PROBLEM REQUIREMENTS.
Could you transcribe the material below exactly, without leaving out a single line?

━━━ GIVEN ENTRIES ━━━

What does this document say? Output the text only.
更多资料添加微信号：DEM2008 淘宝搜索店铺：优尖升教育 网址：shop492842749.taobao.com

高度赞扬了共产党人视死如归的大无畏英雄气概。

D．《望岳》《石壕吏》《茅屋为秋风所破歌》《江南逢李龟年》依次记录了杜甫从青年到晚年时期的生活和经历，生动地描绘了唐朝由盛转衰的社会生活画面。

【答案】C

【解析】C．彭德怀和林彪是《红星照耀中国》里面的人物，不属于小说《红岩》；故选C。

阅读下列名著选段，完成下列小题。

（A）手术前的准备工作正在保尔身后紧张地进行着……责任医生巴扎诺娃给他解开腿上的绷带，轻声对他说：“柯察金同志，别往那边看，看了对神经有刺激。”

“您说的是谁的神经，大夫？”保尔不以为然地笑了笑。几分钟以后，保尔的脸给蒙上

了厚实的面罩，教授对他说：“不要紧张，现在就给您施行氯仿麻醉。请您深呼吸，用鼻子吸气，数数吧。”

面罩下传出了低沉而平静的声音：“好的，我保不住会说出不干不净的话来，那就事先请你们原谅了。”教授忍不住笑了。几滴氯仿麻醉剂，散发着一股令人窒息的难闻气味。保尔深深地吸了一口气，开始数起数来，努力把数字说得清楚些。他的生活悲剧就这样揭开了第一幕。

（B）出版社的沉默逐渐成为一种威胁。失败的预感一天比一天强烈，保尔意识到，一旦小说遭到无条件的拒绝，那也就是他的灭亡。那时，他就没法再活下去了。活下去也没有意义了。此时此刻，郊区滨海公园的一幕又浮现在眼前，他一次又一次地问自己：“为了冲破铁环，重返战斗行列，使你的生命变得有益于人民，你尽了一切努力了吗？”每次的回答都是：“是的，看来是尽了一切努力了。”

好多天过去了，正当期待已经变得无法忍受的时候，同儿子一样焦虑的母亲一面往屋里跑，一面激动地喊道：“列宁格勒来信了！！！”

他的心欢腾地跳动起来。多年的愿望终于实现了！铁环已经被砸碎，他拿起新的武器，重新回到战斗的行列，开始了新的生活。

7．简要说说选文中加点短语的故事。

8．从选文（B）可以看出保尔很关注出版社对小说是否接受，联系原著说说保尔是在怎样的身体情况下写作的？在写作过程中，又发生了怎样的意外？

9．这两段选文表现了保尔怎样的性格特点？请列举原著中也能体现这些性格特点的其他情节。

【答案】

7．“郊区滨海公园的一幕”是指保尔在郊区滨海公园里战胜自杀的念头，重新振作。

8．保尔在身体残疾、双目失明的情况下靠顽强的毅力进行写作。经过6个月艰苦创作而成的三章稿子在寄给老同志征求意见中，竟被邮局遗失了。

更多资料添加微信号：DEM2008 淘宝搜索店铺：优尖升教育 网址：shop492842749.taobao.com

━━━

SOLUTION TO THIS EXERCISE.
What does this document say? Output the text only.
更多资料添加微信号：DEM2008 淘宝搜索店铺：优尖升教育 网址：shop492842749.taobao.com

高度赞扬了共产党人视死如归的大无畏英雄气概。

D．《望岳》《石壕吏》《茅屋为秋风所破歌》《江南逢李龟年》依次记录了杜甫从青年到晚年时期的生活和经历，生动地描绘了唐朝由盛转衰的社会生活画面。

【答案】C

【解析】C．彭德怀和林彪是《红星照耀中国》里面的人物，不属于小说《红岩》；故选C。

阅读下列名著选段，完成下列小题。

（A）手术前的准备工作正在保尔身后紧张地进行着……责任医生巴扎诺娃给他解开腿上的绷带，轻声对他说：“柯察金同志，别往那边看，看了对神经有刺激。”

“您说的是谁的神经，大夫？”保尔不以为然地笑了笑。几分钟以后，保尔的脸给蒙上

了厚实的面罩，教授对他说：“不要紧张，现在就给您施行氯仿麻醉。请您深呼吸，用鼻子吸气，数数吧。”

面罩下传出了低沉而平静的声音：“好的，我保不住会说出不干不净的话来，那就事先请你们原谅了。”教授忍不住笑了。几滴氯仿麻醉剂，散发着一股令人窒息的难闻气味。保尔深深地吸了一口气，开始数起数来，努力把数字说得清楚些。他的生活悲剧就这样揭开了第一幕。

（B）出版社的沉默逐渐成为一种威胁。失败的预感一天比一天强烈，保尔意识到，一旦小说遭到无条件的拒绝，那也就是他的灭亡。那时，他就没法再活下去了。活下去也没有意义了。此时此刻，郊区滨海公园的一幕又浮现在眼前，他一次又一次地问自己：“为了冲破铁环，重返战斗行列，使你的生命变得有益于人民，你尽了一切努力了吗？”每次的回答都是：“是的，看来是尽了一切努力了。”

好多天过去了，正当期待已经变得无法忍受的时候，同儿子一样焦虑的母亲一面往屋里跑，一面激动地喊道：“列宁格勒来信了！！！”

他的心欢腾地跳动起来。多年的愿望终于实现了！铁环已经被砸碎，他拿起新的武器，重新回到战斗的行列，开始了新的生活。

7．简要说说选文中加点短语的故事。

8．从选文（B）可以看出保尔很关注出版社对小说是否接受，联系原著说说保尔是在怎样的身体情况下写作的？在写作过程中，又发生了怎样的意外？

9．这两段选文表现了保尔怎样的性格特点？请列举原著中也能体现这些性格特点的其他情节。

【答案】

7．“郊区滨海公园的一幕”是指保尔在郊区滨海公园里战胜自杀的念头，重新振作。

8．保尔在身体残疾、双目失明的情况下靠顽强的毅力进行写作。经过6个月艰苦创作而成的三章稿子在寄给老同志征求意见中，竟被邮局遗失了。

更多资料添加微信号：DEM2008 淘宝搜索店铺：优尖升教育 网址：shop492842749.taobao.com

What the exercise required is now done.